GIVEN EXERCISE
Will you write out every one of the rows below word for word, leaving the pictures out?

TASK MATERIAL
*****
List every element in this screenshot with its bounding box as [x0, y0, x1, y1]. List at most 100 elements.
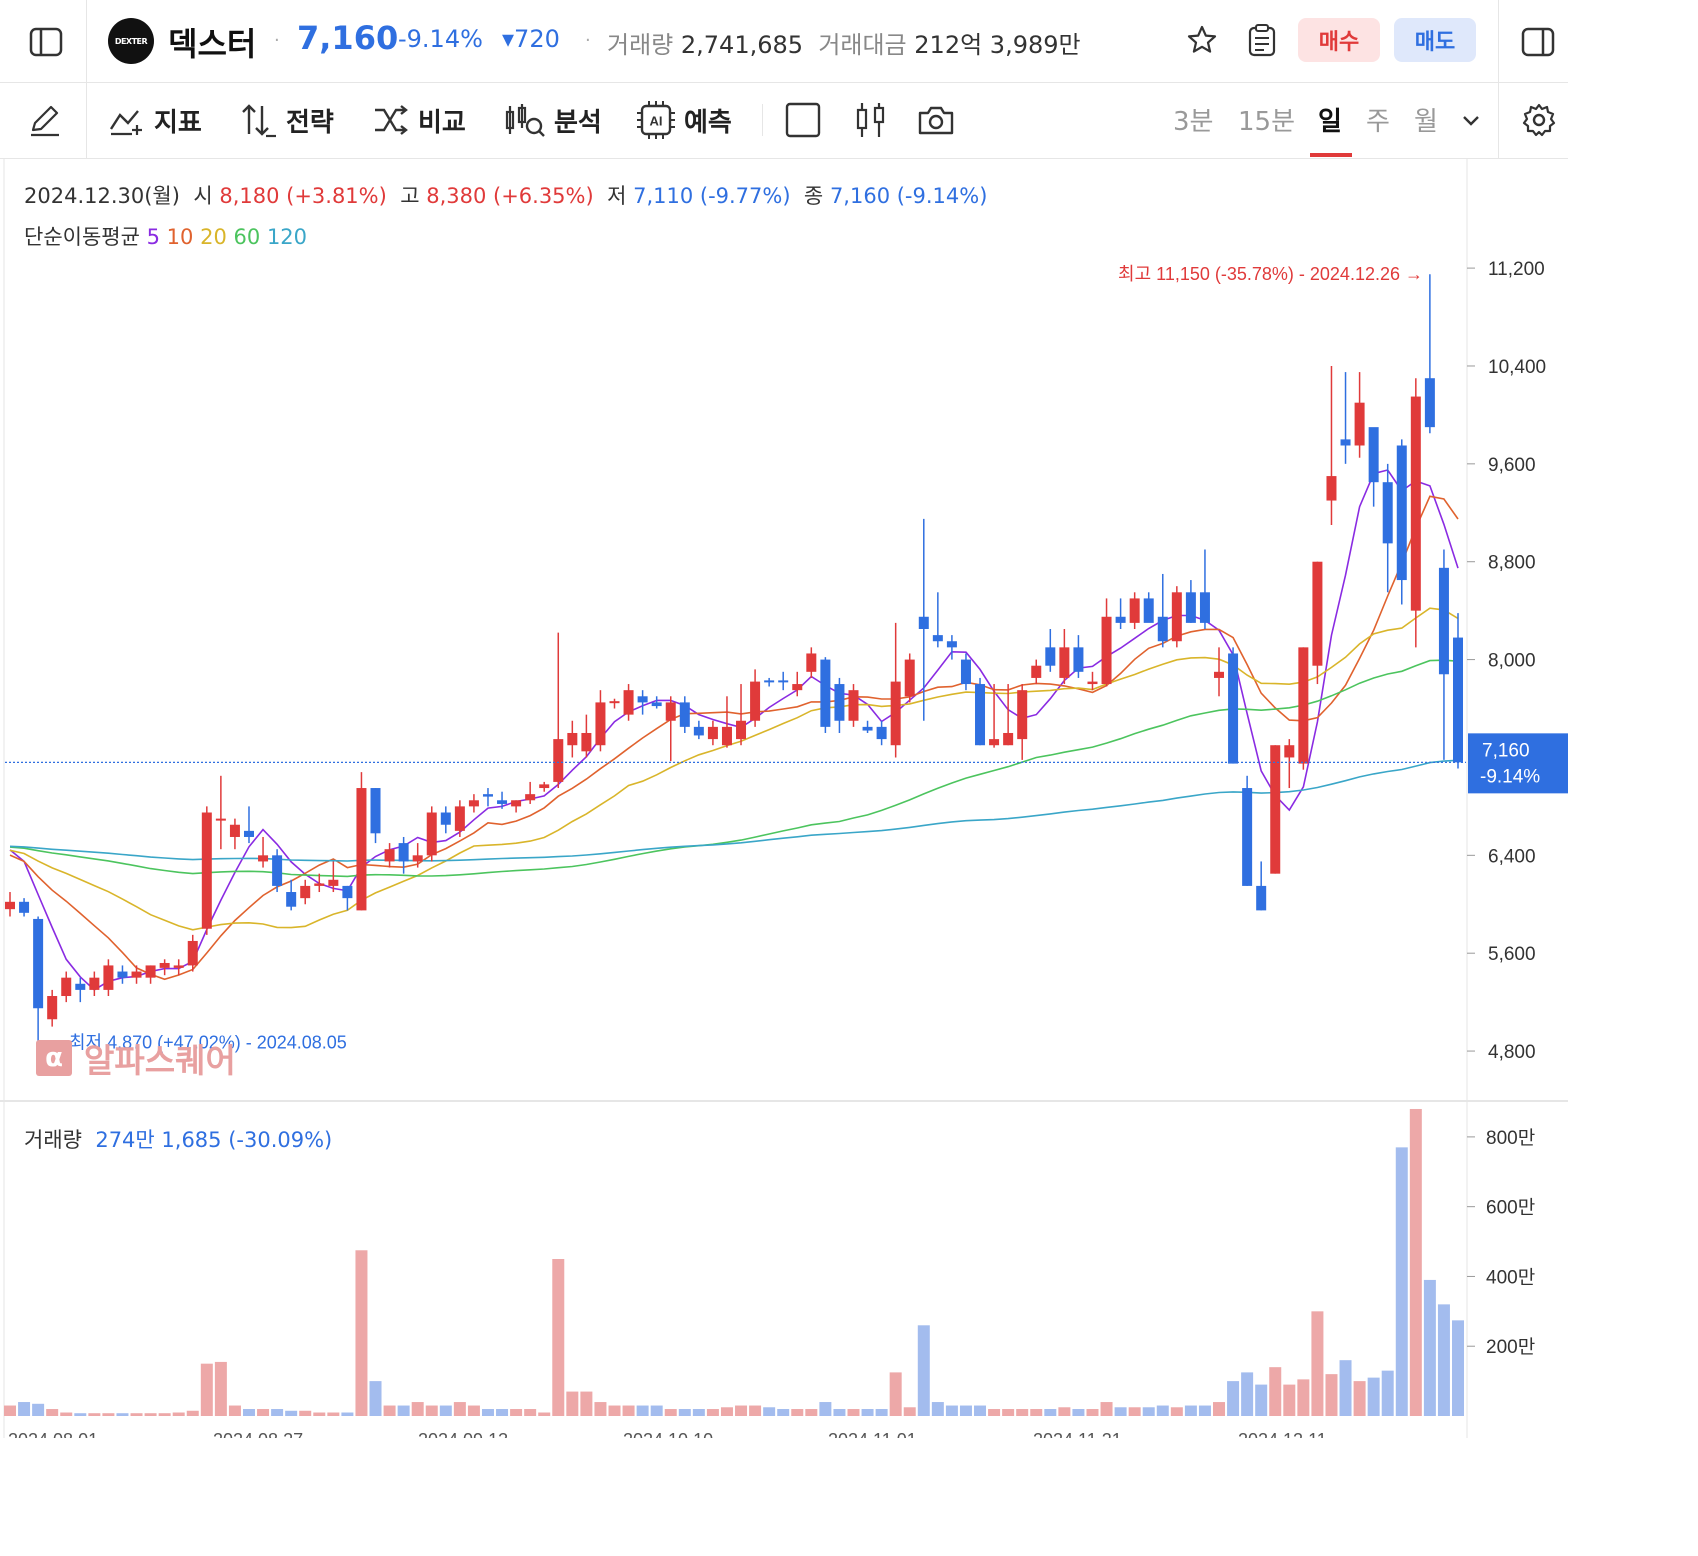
candle-body	[918, 616, 929, 629]
timeframe-3min[interactable]: 3분	[1173, 101, 1213, 138]
candle-body	[1298, 647, 1309, 764]
camera-icon[interactable]	[914, 100, 958, 140]
ohlc-high: 8,380 (+6.35%)	[426, 184, 594, 208]
candle-body	[215, 818, 226, 821]
candle-body	[1143, 598, 1154, 623]
candle-body	[750, 681, 761, 721]
candle	[1157, 573, 1168, 648]
candle-type-icon[interactable]	[850, 100, 892, 140]
candle	[960, 653, 971, 691]
timeframe-month[interactable]: 월	[1414, 101, 1438, 138]
candle-body	[834, 684, 845, 721]
candle-body	[595, 702, 606, 746]
candlestick-chart[interactable]: 11,200 10,400 9,600 8,800 8,000 6,400 5,600 4,8…	[0, 158, 1568, 1438]
volume-bar	[847, 1409, 860, 1416]
candle-body	[975, 684, 986, 746]
volume-legend: 거래량 274만 1,685 (-30.09%)	[24, 1128, 333, 1152]
x-date-label: 2024.11.01	[828, 1430, 917, 1438]
ohlc-date: 2024.12.30(월)	[24, 184, 180, 208]
volume-bar	[524, 1409, 537, 1416]
svg-text:AI: AI	[650, 114, 663, 129]
draw-pen-icon[interactable]	[24, 100, 66, 140]
candle-body	[525, 794, 536, 801]
ai-predict-tool[interactable]: AI 예측	[636, 100, 732, 140]
timeframe-week[interactable]: 주	[1366, 101, 1390, 138]
moving-average-legend[interactable]: 단순이동평균 5 10 20 60 120	[24, 221, 307, 251]
candle-body	[1157, 616, 1168, 642]
volume-bar	[130, 1413, 143, 1416]
volume-bar	[411, 1402, 424, 1416]
ma-60: 60	[233, 225, 261, 249]
compare-label: 비교	[418, 107, 466, 138]
timeframe-15min[interactable]: 15분	[1238, 101, 1295, 138]
candle-body	[1242, 788, 1253, 886]
candle-body	[412, 855, 423, 862]
volume-bar	[1156, 1405, 1169, 1416]
volume-bar	[959, 1405, 972, 1416]
volume-bar	[1367, 1377, 1380, 1416]
candle	[1129, 592, 1140, 629]
candle-body	[440, 812, 451, 825]
volume-bar	[481, 1409, 494, 1416]
settings-gear-icon[interactable]	[1518, 100, 1560, 140]
volume-tick-label: 600만	[1486, 1197, 1535, 1219]
volume-bar	[1339, 1360, 1352, 1416]
rectangle-draw-icon[interactable]	[782, 100, 824, 140]
candle-body	[47, 996, 58, 1020]
memo-icon[interactable]	[1242, 20, 1282, 60]
candle	[1171, 586, 1182, 648]
volume-bar	[1297, 1379, 1310, 1416]
candle-body	[848, 690, 859, 721]
ohlc-low: 7,110 (-9.77%)	[633, 184, 791, 208]
volume-bar	[903, 1407, 916, 1416]
candle-body	[33, 918, 44, 1009]
candle	[215, 775, 226, 850]
candle	[581, 714, 592, 758]
candle	[482, 788, 493, 807]
chevron-down-icon[interactable]	[1458, 108, 1484, 134]
candle-body	[5, 901, 15, 910]
candle	[1059, 629, 1070, 685]
sell-button[interactable]: 매도	[1394, 18, 1476, 62]
candle	[975, 677, 986, 746]
volume-bar	[608, 1405, 621, 1416]
star-icon[interactable]	[1182, 20, 1222, 60]
candle-body	[19, 901, 30, 913]
candle	[539, 781, 550, 792]
candle	[511, 800, 522, 813]
candle-body	[356, 788, 367, 911]
candle	[159, 959, 170, 976]
volume-bar	[1142, 1407, 1155, 1416]
buy-button[interactable]: 매수	[1298, 18, 1380, 62]
candle-body	[1228, 653, 1239, 764]
candle-body	[609, 701, 620, 704]
volume-bar	[974, 1405, 987, 1416]
candle-body	[1410, 396, 1421, 611]
strategy-tool[interactable]: 전략	[240, 100, 334, 140]
candle	[1073, 635, 1084, 678]
indicator-tool[interactable]: 지표	[108, 100, 202, 140]
compare-tool[interactable]: 비교	[372, 100, 466, 140]
candle-body	[342, 885, 353, 899]
candle	[693, 720, 704, 740]
volume-bar	[74, 1413, 87, 1416]
candle	[1410, 378, 1421, 648]
volume-bar	[1198, 1405, 1211, 1416]
x-date-label: 2024.12.11	[1238, 1430, 1327, 1438]
sidebar-toggle-icon[interactable]	[24, 20, 68, 64]
candle-body	[328, 879, 339, 886]
candle-body	[398, 843, 409, 862]
candle-body	[497, 800, 508, 804]
volume-bar	[1002, 1409, 1015, 1416]
candle	[764, 677, 775, 687]
candle	[567, 720, 578, 758]
volume-bar	[186, 1410, 199, 1416]
candle-body	[1368, 427, 1379, 483]
timeframe-day[interactable]: 일	[1318, 101, 1342, 138]
candle-body	[454, 806, 465, 831]
analysis-tool[interactable]: 분석	[504, 100, 602, 140]
right-panel-toggle-icon[interactable]	[1516, 20, 1560, 64]
candle-body	[61, 977, 72, 997]
company-logo: DEXTER	[108, 18, 154, 64]
candle	[1382, 463, 1393, 593]
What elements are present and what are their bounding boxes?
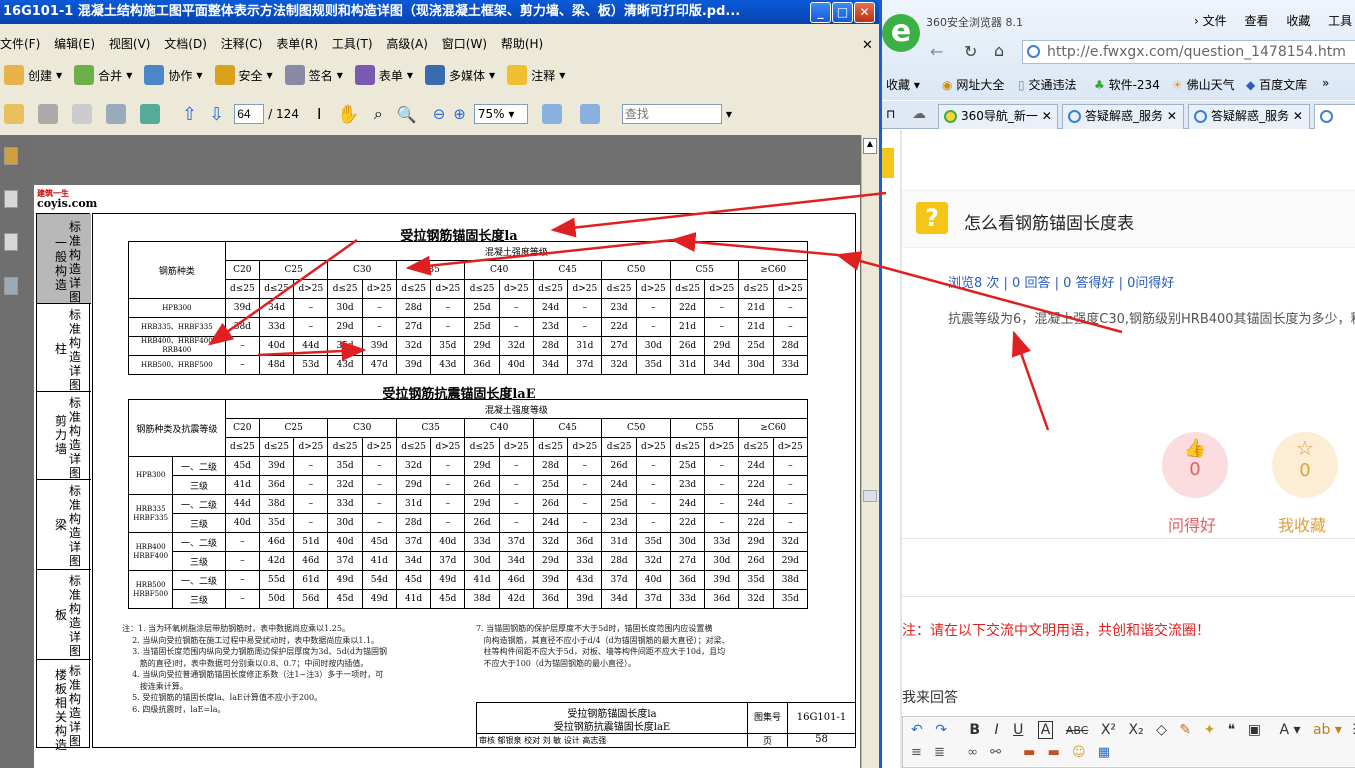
*****
FINISHED ANSWER
List every element in this screenshot with its bounding box as [x0, y0, x1, y1]. List at most 100 elements.
candle-body	[918, 616, 929, 629]
timeframe-3min[interactable]: 3분	[1173, 101, 1213, 138]
candle-body	[1298, 647, 1309, 764]
camera-icon[interactable]	[914, 100, 958, 140]
ohlc-high: 8,380 (+6.35%)	[426, 184, 594, 208]
candle-body	[215, 818, 226, 821]
candle-body	[1143, 598, 1154, 623]
candle-body	[750, 681, 761, 721]
candle	[1157, 573, 1168, 648]
candle-type-icon[interactable]	[850, 100, 892, 140]
candle	[960, 653, 971, 691]
timeframe-month[interactable]: 월	[1414, 101, 1438, 138]
candle-body	[834, 684, 845, 721]
candle-body	[595, 702, 606, 746]
candlestick-chart[interactable]: 11,200 10,400 9,600 8,800 8,000 6,400 5,600 4,8…	[0, 158, 1568, 1438]
volume-bar	[847, 1409, 860, 1416]
candle-body	[975, 684, 986, 746]
volume-legend: 거래량 274만 1,685 (-30.09%)	[24, 1128, 333, 1152]
x-date-label: 2024.11.01	[828, 1430, 917, 1438]
ohlc-date: 2024.12.30(월)	[24, 184, 180, 208]
volume-bar	[524, 1409, 537, 1416]
svg-text:AI: AI	[650, 114, 663, 129]
draw-pen-icon[interactable]	[24, 100, 66, 140]
candle-body	[525, 794, 536, 801]
ai-predict-tool[interactable]: AI 예측	[636, 100, 732, 140]
timeframe-week[interactable]: 주	[1366, 101, 1390, 138]
moving-average-legend[interactable]: 단순이동평균 5 10 20 60 120	[24, 221, 307, 251]
candle-body	[1157, 616, 1168, 642]
volume-bar	[130, 1413, 143, 1416]
volume-bar	[411, 1402, 424, 1416]
ma-60: 60	[233, 225, 261, 249]
compare-label: 비교	[418, 107, 466, 138]
timeframe-15min[interactable]: 15분	[1238, 101, 1295, 138]
candle-body	[1242, 788, 1253, 886]
candle-body	[412, 855, 423, 862]
volume-bar	[1156, 1405, 1169, 1416]
volume-bar	[959, 1405, 972, 1416]
volume-bar	[1367, 1377, 1380, 1416]
candle	[1129, 592, 1140, 629]
candle-body	[440, 812, 451, 825]
volume-bar	[481, 1409, 494, 1416]
settings-gear-icon[interactable]	[1518, 100, 1560, 140]
volume-tick-label: 600만	[1486, 1197, 1535, 1219]
volume-bar	[1339, 1360, 1352, 1416]
rectangle-draw-icon[interactable]	[782, 100, 824, 140]
candle-body	[47, 996, 58, 1020]
memo-icon[interactable]	[1242, 20, 1282, 60]
candle	[1171, 586, 1182, 648]
volume-bar	[1297, 1379, 1310, 1416]
candle-body	[848, 690, 859, 721]
ohlc-low: 7,110 (-9.77%)	[633, 184, 791, 208]
volume-bar	[903, 1407, 916, 1416]
candle-body	[33, 918, 44, 1009]
candle	[215, 775, 226, 850]
candle	[581, 714, 592, 758]
candle	[482, 788, 493, 807]
chevron-down-icon[interactable]	[1458, 108, 1484, 134]
candle-body	[5, 901, 15, 910]
candle	[1059, 629, 1070, 685]
sell-button[interactable]: 매도	[1394, 18, 1476, 62]
candle	[975, 677, 986, 746]
volume-bar	[608, 1405, 621, 1416]
star-icon[interactable]	[1182, 20, 1222, 60]
candle-body	[19, 901, 30, 913]
candle	[539, 781, 550, 792]
candle	[511, 800, 522, 813]
candle-body	[356, 788, 367, 911]
candle	[159, 959, 170, 976]
volume-bar	[1142, 1407, 1155, 1416]
buy-button[interactable]: 매수	[1298, 18, 1380, 62]
candle-body	[1228, 653, 1239, 764]
candle-body	[609, 701, 620, 704]
volume-bar	[974, 1405, 987, 1416]
candle-body	[1410, 396, 1421, 611]
strategy-tool[interactable]: 전략	[240, 100, 334, 140]
candle	[1073, 635, 1084, 678]
indicator-tool[interactable]: 지표	[108, 100, 202, 140]
compare-tool[interactable]: 비교	[372, 100, 466, 140]
candle-body	[342, 885, 353, 899]
candle	[693, 720, 704, 740]
volume-bar	[74, 1413, 87, 1416]
candle	[1410, 378, 1421, 648]
volume-bar	[1198, 1405, 1211, 1416]
x-date-label: 2024.12.11	[1238, 1430, 1327, 1438]
sidebar-toggle-icon[interactable]	[24, 20, 68, 64]
candle-body	[328, 879, 339, 886]
candle-body	[398, 843, 409, 862]
candle-body	[497, 800, 508, 804]
volume-bar	[1002, 1409, 1015, 1416]
candle	[764, 677, 775, 687]
candle	[567, 720, 578, 758]
volume-bar	[186, 1410, 199, 1416]
candle-body	[1368, 427, 1379, 483]
timeframe-day[interactable]: 일	[1318, 101, 1342, 138]
candle-body	[454, 806, 465, 831]
analysis-tool[interactable]: 분석	[504, 100, 602, 140]
right-panel-toggle-icon[interactable]	[1516, 20, 1560, 64]
candle-body	[61, 977, 72, 997]
company-logo: DEXTER	[108, 18, 154, 64]
candle	[1382, 463, 1393, 593]
What elements are present and what are their bounding boxes?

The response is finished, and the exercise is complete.